Given problem
Write the data out again, character for character, with no images.

>> Begin Given data

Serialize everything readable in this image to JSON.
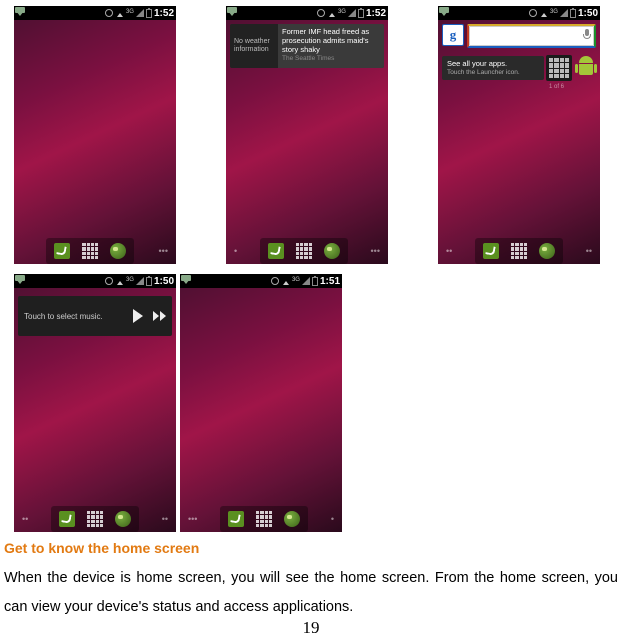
{
  "screenshots": {
    "s1": {
      "clock": "1:52"
    },
    "s2": {
      "clock": "1:52",
      "news_no_weather": "No weather information",
      "news_title": "Former IMF head freed as prosecution admits maid's story shaky",
      "news_source": "The Seattle Times"
    },
    "s3": {
      "clock": "1:50",
      "search_letter": "g",
      "tips_title": "See all your apps.",
      "tips_sub": "Touch the Launcher icon.",
      "tips_count": "1 of 6"
    },
    "s4": {
      "clock": "1:50",
      "music_label": "Touch to select music."
    },
    "s5": {
      "clock": "1:51"
    }
  },
  "doc": {
    "heading": "Get to know the home screen",
    "paragraph": "When the device is home screen, you will see the home screen. From the home screen, you can view your device's status and access applications.",
    "page_number": "19"
  }
}
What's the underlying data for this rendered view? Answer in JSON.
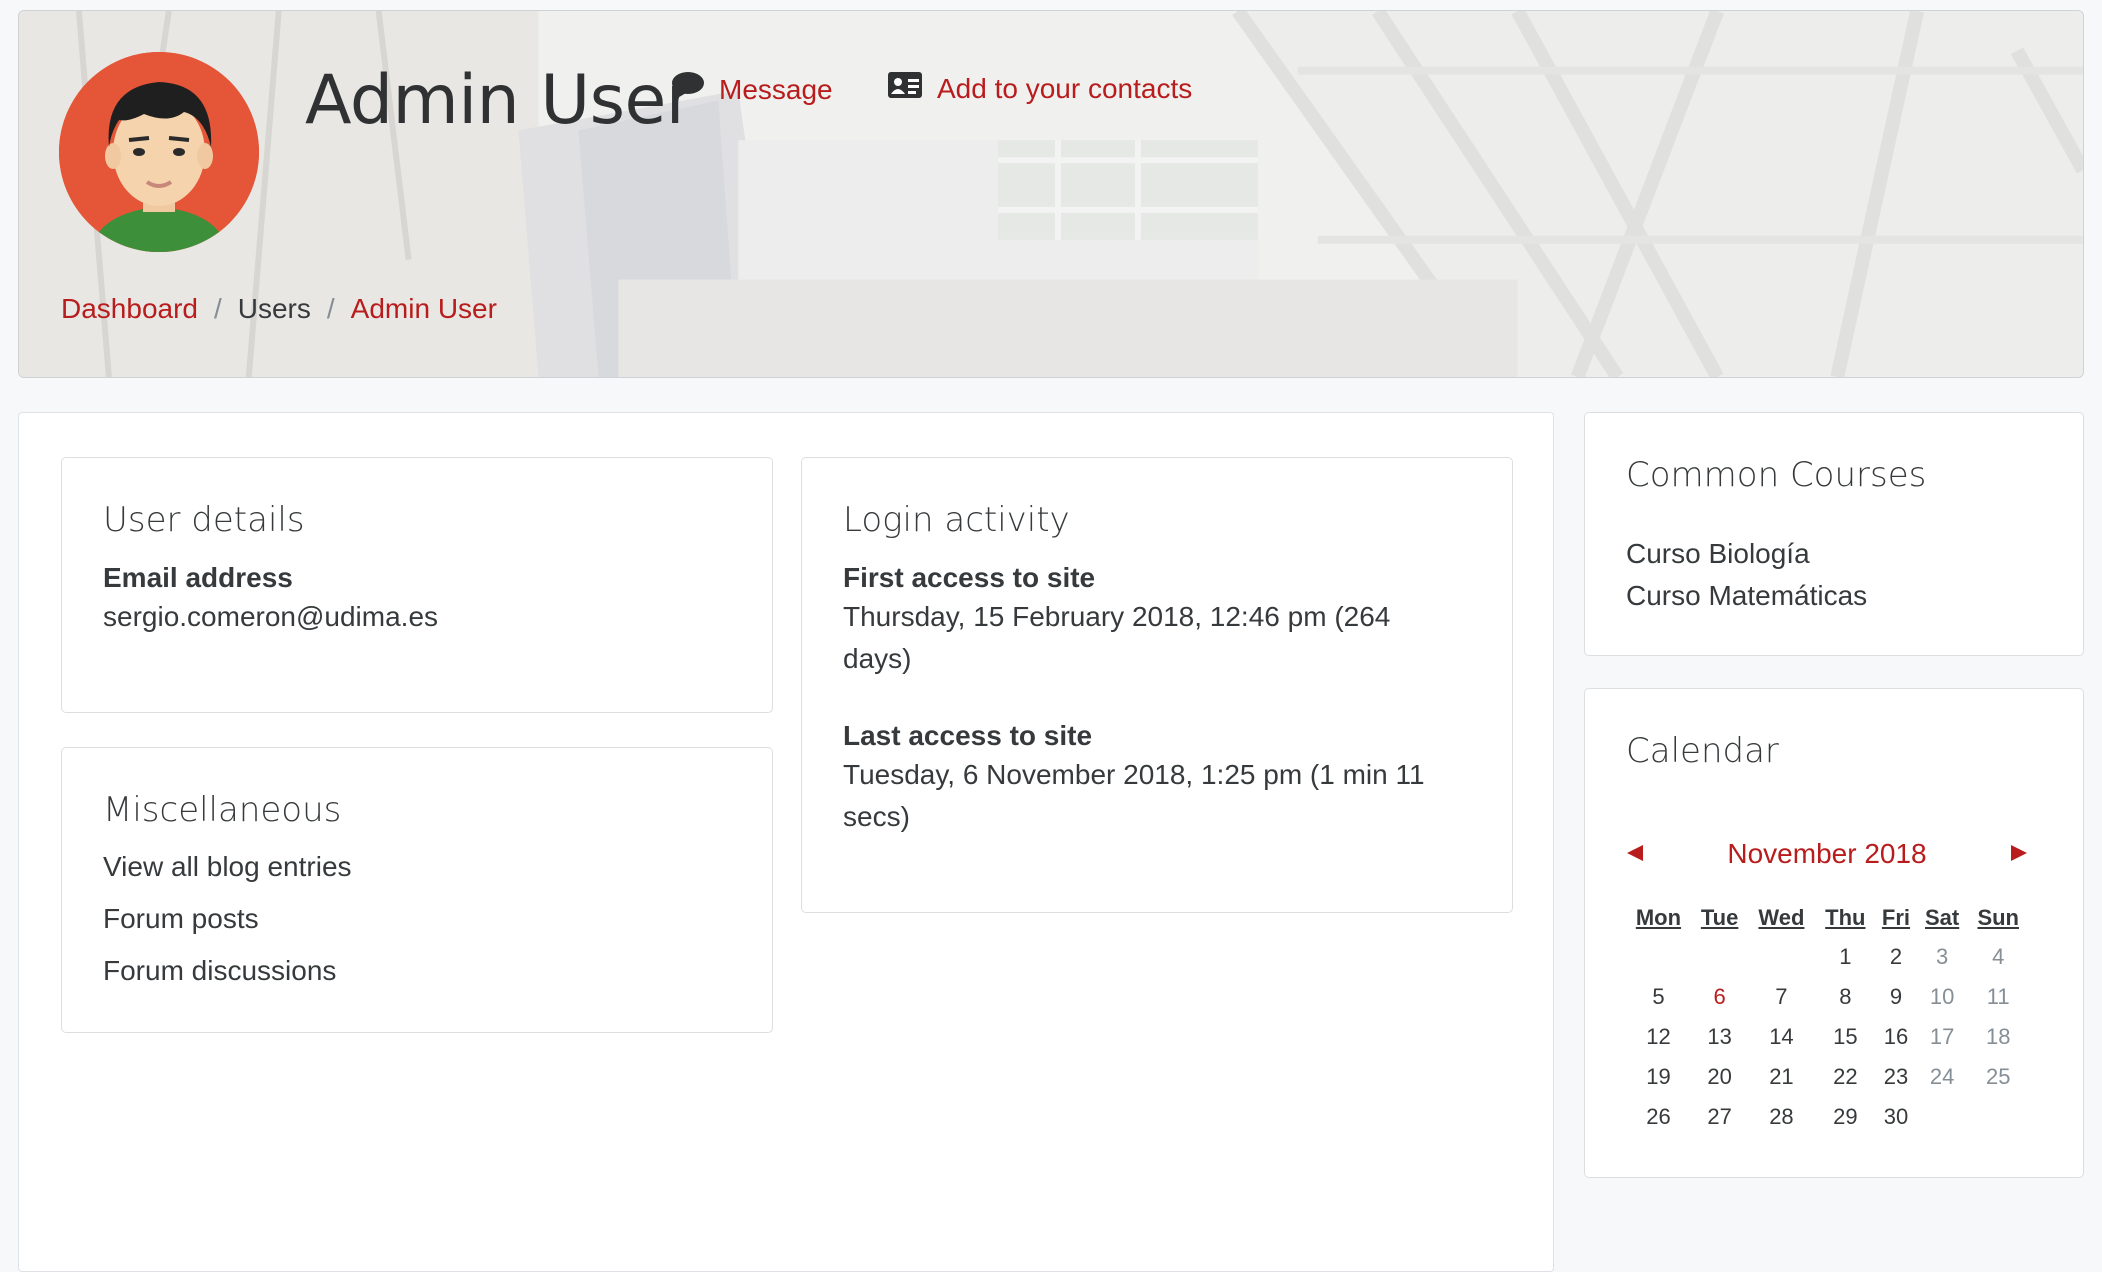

>> End Given data

Completed exercise
Serialize everything readable in this image to JSON.
{
  "screenshots": {
    "s1": {
      "clock": "1:52"
    },
    "s2": {
      "clock": "1:52",
      "news_no_weather": "No weather information",
      "news_title": "Former IMF head freed as prosecution admits maid's story shaky",
      "news_source": "The Seattle Times"
    },
    "s3": {
      "clock": "1:50",
      "search_letter": "g",
      "tips_title": "See all your apps.",
      "tips_sub": "Touch the Launcher icon.",
      "tips_count": "1 of 6"
    },
    "s4": {
      "clock": "1:50",
      "music_label": "Touch to select music."
    },
    "s5": {
      "clock": "1:51"
    }
  },
  "doc": {
    "heading": "Get to know the home screen",
    "paragraph": "When the device is home screen, you will see the home screen. From the home screen, you can view your device's status and access applications.",
    "page_number": "19"
  }
}
What's the underlying data for this rendered view? Answer in JSON.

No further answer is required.